§ CONSEGNE:
- A) Riassumi in due frasi il brano su Guerre Stellari.
- B) Prosegui il brano su Guerre Stellari a partire dalla sua ultima frase.

§ TESTO:

----

Non lo ammettono tutti con facilità, ma rifare la fila alla cassa pervasi da quella dolce agitazione allo stomaco, da quella trepida e impaziente attesa che nulla ha a che spartire con la rassegnata razionalità di un uomo adulto, è un dono insperato. Un sapore disperso nel tempo e dimenticato chissà dove, e ora così vivo e straripante. "Grazie Lucas!". La risposta dei bambini degli anni ’70 è unanime e inarrestabile. E non solo la loro. Tre film uno dopo l’altro, tutti in un mese, sale stracolme. E King George che ricomincia a contare nuove montagne di dollari in entrata. Già, dopo tanti anni di idee e mode passate più o meno fugacemente sotto i ponti, Guerre Stellari ritorna e pare rinnovare, con snobistica facilità, una leadership rimasta celata solamente da una lunga assenza autoimposta.
Accade che i più grandi elogi siano indirizzati al lavoro di restauro e rimasterizzazione. E a buona ragione. L’operazione, oltre a determinare uno scontato successo commerciale e la nascita di una nuova "covata" di adepti, permette di consacrare l’intera Trilogia, definitivamente e agli occhi di tutti, come patrimonio culturale e artistico in senso assoluto.
Suscitano immediata meraviglia anche i tanto attesi arricchimenti digitali pubblicizzati in fase promozionale. In tal senso, va considerato il naturale fascino della novità, unito a un impatto cinematografico che ne amplifica enormemente la portata.
Tuttavia, già da questo momento, tra i cori di assenso comincia a fare capolino qualche nota stonata. Che, naturalmente, non può non provenire dalla schiera degli appassionati più attenti e critici. Si tratta di considerazioni che, prendendo le mosse da contenuti tecnico/estetici per tradursi in riflessioni di concetto sull’intera Saga, sono destinate ad assumere contorni ancor più decisi con l’uscita in VHS della Special Edition, le cui ripetute visioni permettono disamine ancor più approfondite.
Ora, a un anno dall’uscita di The Phantom Menace, tra le fila di molti fans ha iniziato a serpeggiare una considerevole inquietudine, progressiva ed inesorabile, simile ad un puzzle i cui pezzi sono sparsi nel tempo, dagli alti e bassi localizzati in Return of the Jedi per passare dalla Special Edition fino ad arrivare ai giorni nostri, a Episodio I e alle speculazioni sui capitoli futuri.

----

§ ELENCO DATI:
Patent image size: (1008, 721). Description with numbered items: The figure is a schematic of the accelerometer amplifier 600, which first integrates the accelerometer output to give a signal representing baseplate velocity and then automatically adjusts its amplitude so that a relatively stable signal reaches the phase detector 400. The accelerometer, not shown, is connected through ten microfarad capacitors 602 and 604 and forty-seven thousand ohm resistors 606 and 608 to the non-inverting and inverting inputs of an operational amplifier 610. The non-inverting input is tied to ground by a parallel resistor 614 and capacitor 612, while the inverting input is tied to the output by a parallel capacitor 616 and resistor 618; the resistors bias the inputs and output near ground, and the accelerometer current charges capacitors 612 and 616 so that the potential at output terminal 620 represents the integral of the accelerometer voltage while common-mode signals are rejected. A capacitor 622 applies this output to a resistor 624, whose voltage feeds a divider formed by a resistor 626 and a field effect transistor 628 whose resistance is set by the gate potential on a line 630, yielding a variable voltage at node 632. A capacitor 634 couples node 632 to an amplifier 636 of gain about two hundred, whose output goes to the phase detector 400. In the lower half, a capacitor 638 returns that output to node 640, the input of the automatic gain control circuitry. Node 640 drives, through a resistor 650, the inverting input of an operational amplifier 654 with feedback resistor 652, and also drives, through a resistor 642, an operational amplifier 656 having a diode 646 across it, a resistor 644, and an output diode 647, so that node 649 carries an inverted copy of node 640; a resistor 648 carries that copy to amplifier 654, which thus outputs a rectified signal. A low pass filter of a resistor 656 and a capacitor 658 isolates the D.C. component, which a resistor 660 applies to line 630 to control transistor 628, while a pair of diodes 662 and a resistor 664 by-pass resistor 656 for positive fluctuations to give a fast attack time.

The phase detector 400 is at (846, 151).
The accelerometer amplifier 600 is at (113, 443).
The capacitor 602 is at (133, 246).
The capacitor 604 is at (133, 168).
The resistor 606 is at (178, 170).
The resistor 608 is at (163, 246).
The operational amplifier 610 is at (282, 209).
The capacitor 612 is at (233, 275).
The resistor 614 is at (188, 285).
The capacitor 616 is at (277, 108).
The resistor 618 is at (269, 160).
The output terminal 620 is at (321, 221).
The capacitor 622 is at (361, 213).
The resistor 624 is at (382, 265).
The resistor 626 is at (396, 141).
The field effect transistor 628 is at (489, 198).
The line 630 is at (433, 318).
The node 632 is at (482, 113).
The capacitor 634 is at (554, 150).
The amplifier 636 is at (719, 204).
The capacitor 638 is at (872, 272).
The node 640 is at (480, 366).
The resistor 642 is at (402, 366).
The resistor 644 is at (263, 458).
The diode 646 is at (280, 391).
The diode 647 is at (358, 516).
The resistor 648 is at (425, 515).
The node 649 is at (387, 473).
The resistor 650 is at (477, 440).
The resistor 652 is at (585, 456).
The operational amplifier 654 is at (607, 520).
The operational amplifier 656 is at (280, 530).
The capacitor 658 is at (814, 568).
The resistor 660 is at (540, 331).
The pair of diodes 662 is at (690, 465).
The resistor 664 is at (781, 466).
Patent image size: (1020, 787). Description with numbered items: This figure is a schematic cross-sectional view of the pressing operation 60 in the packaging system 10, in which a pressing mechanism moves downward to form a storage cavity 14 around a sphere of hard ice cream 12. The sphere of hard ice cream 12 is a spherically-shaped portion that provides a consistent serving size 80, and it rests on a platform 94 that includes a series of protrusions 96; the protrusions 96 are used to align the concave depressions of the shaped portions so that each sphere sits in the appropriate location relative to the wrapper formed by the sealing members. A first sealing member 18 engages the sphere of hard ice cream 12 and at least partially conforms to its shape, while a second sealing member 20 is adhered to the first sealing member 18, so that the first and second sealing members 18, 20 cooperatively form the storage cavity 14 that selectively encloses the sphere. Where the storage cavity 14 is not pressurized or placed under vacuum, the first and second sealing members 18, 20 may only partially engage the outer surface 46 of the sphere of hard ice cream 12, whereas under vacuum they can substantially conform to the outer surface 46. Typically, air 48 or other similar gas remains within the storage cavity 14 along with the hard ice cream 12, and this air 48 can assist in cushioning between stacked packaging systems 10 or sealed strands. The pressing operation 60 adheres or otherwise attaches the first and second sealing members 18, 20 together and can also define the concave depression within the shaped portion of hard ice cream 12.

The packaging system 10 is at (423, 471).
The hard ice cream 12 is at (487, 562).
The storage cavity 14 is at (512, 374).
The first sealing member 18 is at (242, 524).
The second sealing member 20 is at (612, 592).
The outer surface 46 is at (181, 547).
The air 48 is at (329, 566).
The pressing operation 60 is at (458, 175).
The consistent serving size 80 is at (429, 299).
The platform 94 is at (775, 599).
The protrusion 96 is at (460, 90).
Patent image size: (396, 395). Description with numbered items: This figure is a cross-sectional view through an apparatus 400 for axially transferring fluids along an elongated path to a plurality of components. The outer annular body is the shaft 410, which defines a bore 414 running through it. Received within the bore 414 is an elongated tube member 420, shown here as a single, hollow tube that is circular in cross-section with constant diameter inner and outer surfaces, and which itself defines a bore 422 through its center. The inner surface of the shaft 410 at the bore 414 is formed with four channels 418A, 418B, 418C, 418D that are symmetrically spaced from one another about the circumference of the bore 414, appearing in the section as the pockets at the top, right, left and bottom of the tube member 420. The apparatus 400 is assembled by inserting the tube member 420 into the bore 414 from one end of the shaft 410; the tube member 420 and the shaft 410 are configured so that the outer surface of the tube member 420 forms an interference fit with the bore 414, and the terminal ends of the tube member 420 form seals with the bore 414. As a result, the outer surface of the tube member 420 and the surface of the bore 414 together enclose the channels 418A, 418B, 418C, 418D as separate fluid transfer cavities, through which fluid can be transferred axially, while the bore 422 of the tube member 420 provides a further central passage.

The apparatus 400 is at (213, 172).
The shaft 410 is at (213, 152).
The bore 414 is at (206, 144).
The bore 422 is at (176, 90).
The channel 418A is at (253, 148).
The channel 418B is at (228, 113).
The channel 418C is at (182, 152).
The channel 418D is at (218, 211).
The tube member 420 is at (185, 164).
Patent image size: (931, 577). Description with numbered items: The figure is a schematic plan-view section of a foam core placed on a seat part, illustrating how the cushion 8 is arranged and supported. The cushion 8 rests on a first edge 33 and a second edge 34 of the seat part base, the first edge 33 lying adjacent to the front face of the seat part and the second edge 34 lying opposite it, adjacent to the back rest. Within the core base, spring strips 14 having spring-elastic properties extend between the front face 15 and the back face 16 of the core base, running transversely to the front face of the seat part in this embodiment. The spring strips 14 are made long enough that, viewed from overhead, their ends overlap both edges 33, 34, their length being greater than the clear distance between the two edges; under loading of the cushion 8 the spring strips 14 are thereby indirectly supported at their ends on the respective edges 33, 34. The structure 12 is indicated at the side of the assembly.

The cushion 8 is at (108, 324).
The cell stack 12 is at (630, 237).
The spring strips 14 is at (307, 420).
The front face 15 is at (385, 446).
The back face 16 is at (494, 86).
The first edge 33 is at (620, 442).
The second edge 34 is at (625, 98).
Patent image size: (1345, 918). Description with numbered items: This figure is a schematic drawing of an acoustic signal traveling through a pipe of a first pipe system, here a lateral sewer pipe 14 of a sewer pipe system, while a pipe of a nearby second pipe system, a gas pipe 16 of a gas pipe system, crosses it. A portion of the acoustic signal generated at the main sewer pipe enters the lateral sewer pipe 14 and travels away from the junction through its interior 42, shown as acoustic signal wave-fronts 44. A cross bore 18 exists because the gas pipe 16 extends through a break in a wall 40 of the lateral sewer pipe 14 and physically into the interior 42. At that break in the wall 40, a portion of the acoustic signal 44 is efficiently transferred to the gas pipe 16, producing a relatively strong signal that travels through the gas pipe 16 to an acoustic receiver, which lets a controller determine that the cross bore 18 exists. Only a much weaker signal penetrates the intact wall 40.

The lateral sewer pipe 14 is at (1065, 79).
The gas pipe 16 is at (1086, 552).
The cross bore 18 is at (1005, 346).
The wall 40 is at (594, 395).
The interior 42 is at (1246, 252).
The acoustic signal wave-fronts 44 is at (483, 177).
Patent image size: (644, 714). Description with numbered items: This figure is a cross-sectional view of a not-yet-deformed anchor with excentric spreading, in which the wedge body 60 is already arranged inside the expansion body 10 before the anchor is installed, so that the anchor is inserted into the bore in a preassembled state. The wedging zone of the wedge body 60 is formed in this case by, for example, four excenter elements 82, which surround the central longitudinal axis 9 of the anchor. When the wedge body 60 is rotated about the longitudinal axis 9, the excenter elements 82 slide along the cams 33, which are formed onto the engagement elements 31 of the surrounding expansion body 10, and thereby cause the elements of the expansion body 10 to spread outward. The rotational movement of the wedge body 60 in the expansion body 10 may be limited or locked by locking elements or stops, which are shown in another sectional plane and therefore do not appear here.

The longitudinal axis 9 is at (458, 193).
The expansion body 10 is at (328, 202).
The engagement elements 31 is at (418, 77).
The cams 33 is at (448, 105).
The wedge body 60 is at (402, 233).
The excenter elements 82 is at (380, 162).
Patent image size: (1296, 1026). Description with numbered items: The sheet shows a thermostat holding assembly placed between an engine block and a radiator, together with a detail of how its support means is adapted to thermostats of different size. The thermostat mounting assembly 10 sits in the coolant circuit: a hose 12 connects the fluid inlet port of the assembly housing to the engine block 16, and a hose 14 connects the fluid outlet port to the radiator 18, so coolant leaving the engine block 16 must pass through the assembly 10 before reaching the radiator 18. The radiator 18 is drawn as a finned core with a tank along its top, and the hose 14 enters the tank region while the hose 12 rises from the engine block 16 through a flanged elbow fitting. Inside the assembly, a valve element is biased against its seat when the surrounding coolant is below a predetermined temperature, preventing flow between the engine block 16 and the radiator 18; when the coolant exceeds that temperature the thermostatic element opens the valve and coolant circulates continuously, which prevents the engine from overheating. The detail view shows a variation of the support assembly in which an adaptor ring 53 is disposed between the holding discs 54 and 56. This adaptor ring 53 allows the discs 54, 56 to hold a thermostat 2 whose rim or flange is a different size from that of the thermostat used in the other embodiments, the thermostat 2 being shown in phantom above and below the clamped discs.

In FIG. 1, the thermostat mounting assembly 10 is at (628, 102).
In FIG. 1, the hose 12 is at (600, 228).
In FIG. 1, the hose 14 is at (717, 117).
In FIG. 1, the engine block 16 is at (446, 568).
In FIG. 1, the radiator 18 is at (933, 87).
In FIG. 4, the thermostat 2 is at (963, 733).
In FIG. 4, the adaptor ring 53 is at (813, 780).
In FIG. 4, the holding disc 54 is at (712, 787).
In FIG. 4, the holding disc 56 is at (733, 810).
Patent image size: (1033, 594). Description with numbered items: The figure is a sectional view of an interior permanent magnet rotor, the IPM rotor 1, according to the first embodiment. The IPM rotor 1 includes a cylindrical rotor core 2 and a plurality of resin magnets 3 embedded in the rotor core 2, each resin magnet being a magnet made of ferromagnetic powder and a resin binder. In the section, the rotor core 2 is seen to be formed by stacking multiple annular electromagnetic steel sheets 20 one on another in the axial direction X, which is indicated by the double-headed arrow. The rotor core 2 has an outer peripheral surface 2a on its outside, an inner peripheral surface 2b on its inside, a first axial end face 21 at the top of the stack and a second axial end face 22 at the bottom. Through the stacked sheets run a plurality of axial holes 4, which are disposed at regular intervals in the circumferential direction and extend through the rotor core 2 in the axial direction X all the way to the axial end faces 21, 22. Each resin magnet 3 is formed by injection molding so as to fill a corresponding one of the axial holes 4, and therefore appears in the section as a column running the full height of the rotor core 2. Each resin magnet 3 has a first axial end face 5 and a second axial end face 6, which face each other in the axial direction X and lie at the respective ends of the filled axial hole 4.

----

§ RISPOSTE:
- A) Il ritorno di Guerre Stellari, con tre film in un mese e sale stracolme, è accolto con entusiasmo dai bambini degli anni '70 e non solo, e i maggiori elogi vanno al restauro e alla rimasterizzazione, che consacrano la Trilogia come patrimonio culturale e artistico. Tra gli appassionati più attenti emergono però critiche, rafforzate dall'uscita in VHS della Special Edition, e a un anno da The Phantom Menace molti fan provano una crescente inquietudine.

- B)
Il centro unico ed esclusivo di questa inquietudine, manco a dirlo, è George Lucas. E con lui, il presunto atto di "revisionismo"che avrebbe perpetrato nei confronti della sua creazione. O per meglio dire, nei confronti di alcuni di quei punti cardine che ne hanno determinato la peculiarità e il successo. Nella circostanza parliamo dei personaggi, in riferimento non tanto al loro ruolo narrativo, ma soprattutto a quello "caratterizzante". Come ci erano stati proposti nella Trilogia classica? Archetipici, certo: il mago, la principessa, gli incantesimi, il cavaliere nero, il cow boy e i gangsters. Ma rielaborati in una veste assolutamente nuova e, soprattutto, permeati da connotazioni morali mai nitide. Tutti partono da un’imperfezione di fondo, per poi compiere delle scelte in modi, direzioni e tempi diversi. Ciò che piace di essi è il loro essere autenticamente uomini, esemplari in potenza ma non nei presupposti. Tralasciando l’eclatante esempio di Vader, possiamo pensare a Leia, decisa ma tendenzialmente nevrotica e sentimentalmente problematica. A Luke, predestinato ma ancora inesperto e spesso impacciato. Al suo mentore Obi-Wan, saggio maestro dal passato costellato di errori e superbia. E ancora a Han Solo e Lando Calrissian, idealisti nel profondo ma ancora legati a una vita fatta di cinismo e opportunismo. Una "miscela" rivelatasi, di fatto, quanto mai vincente. Ma che, dopo vent’anni, Lucas ha sentito la necessità di riproporci in termini a dir poco rivoluzionati.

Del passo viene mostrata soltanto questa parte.